• [Stored records]:
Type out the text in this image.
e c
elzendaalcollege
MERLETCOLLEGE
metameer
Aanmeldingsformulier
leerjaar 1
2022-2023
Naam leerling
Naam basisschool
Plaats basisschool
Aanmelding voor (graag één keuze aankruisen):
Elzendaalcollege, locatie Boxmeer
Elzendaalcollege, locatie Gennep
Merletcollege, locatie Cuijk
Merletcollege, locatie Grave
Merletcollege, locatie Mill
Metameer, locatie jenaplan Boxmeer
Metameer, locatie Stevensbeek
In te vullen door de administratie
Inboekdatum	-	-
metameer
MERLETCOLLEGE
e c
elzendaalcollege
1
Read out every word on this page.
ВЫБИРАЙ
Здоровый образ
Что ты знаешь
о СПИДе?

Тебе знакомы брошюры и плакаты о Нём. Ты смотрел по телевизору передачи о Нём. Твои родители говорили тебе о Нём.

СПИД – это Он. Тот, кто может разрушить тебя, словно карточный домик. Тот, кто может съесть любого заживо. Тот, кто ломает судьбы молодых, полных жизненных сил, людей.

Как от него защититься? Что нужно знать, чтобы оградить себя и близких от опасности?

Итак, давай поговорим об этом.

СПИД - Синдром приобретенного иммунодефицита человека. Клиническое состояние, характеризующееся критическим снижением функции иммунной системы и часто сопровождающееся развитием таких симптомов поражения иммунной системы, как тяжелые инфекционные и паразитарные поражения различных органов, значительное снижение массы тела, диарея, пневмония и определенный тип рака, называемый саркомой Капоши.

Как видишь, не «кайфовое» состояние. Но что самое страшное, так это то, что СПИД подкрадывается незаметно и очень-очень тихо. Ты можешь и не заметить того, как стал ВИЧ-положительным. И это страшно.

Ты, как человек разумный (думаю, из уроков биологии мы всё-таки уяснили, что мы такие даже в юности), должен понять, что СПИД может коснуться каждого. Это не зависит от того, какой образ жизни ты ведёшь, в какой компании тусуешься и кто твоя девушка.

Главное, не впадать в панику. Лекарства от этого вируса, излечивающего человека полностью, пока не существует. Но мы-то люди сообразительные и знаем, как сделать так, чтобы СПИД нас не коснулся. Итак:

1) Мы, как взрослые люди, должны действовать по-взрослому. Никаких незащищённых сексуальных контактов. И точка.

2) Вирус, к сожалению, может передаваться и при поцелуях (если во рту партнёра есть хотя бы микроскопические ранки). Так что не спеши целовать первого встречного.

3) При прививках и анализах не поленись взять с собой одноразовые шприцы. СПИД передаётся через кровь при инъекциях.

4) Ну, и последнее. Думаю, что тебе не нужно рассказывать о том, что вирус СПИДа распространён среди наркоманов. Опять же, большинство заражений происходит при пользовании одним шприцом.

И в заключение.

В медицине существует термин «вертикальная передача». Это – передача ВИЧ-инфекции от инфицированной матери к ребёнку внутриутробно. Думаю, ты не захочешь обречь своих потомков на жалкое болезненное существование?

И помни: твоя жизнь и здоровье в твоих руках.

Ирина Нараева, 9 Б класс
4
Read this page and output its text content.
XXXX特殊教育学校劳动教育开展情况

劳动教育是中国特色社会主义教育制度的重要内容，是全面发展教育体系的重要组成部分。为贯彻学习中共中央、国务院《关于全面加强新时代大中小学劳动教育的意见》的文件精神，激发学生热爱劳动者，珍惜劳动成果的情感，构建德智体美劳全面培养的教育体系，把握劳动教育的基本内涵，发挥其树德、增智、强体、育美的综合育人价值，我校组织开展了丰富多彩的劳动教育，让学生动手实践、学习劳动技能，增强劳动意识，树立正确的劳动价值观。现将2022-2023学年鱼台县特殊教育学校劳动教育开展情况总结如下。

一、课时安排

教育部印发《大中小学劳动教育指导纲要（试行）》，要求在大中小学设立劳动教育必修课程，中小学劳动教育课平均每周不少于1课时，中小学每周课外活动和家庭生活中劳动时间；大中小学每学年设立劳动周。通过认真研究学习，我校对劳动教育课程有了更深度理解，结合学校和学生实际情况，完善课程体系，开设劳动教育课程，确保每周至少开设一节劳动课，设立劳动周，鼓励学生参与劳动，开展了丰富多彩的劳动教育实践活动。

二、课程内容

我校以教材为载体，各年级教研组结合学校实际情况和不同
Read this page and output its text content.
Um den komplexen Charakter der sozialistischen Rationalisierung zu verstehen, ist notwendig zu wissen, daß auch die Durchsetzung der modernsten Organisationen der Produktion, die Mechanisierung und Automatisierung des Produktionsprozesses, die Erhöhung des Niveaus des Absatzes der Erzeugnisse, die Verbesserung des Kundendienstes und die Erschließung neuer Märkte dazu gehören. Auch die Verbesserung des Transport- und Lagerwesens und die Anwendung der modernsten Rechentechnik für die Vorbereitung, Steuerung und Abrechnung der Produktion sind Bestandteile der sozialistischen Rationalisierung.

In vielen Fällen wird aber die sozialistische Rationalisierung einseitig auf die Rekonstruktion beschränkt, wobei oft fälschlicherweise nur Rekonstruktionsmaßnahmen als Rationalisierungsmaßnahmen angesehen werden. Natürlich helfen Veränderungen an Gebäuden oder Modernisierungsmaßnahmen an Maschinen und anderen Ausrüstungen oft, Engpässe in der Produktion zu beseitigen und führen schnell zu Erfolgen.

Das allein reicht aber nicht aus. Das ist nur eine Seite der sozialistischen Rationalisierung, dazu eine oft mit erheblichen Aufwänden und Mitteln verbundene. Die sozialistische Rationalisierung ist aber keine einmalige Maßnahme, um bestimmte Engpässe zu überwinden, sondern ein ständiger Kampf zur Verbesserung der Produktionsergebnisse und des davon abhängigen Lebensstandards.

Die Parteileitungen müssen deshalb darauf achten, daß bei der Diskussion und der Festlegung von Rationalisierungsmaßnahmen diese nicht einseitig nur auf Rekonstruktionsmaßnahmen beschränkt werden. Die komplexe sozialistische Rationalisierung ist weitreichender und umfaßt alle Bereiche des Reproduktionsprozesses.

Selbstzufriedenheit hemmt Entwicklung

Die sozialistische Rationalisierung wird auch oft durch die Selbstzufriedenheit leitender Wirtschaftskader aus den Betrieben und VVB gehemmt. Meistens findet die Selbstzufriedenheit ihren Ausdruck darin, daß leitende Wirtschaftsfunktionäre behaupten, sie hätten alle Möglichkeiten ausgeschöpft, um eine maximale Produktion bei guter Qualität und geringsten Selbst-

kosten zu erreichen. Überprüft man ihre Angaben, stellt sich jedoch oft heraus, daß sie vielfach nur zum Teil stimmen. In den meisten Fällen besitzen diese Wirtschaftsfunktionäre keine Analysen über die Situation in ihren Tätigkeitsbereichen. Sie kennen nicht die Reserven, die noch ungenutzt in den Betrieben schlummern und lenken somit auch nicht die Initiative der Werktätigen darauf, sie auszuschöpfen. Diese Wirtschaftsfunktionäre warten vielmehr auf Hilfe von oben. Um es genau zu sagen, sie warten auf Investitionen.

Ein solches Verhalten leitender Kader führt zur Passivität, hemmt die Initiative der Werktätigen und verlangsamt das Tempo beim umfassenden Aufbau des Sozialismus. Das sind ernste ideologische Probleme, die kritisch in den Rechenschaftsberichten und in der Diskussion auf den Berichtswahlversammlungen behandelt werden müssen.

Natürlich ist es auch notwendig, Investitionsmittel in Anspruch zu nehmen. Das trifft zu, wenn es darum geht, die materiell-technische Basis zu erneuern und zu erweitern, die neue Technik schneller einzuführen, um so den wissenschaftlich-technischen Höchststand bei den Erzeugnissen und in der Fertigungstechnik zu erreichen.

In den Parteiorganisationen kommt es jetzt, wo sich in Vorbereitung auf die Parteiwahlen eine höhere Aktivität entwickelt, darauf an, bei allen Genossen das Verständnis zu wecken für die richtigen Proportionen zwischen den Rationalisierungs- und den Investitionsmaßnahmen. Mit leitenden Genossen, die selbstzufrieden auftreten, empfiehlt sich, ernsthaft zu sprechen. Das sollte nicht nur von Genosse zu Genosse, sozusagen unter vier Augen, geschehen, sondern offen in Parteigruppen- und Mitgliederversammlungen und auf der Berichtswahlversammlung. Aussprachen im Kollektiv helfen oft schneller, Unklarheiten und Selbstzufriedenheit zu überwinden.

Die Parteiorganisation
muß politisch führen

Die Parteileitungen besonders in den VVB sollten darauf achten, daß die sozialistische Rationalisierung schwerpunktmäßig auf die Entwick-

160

• [Task objective]: Search the lines for "твоя". Copy each line that has it.

• [Solution to the problem]:
Ты, как человек разумный (думаю, из уроков биологии мы всё-таки уяснили, что мы такие даже в юности), должен понять, что СПИД может коснуться каждого. Это не зависит от того, какой образ жизни ты ведёшь, в какой компании тусуешься и кто твоя девушка.
И помни: твоя жизнь и здоровье в твоих руках.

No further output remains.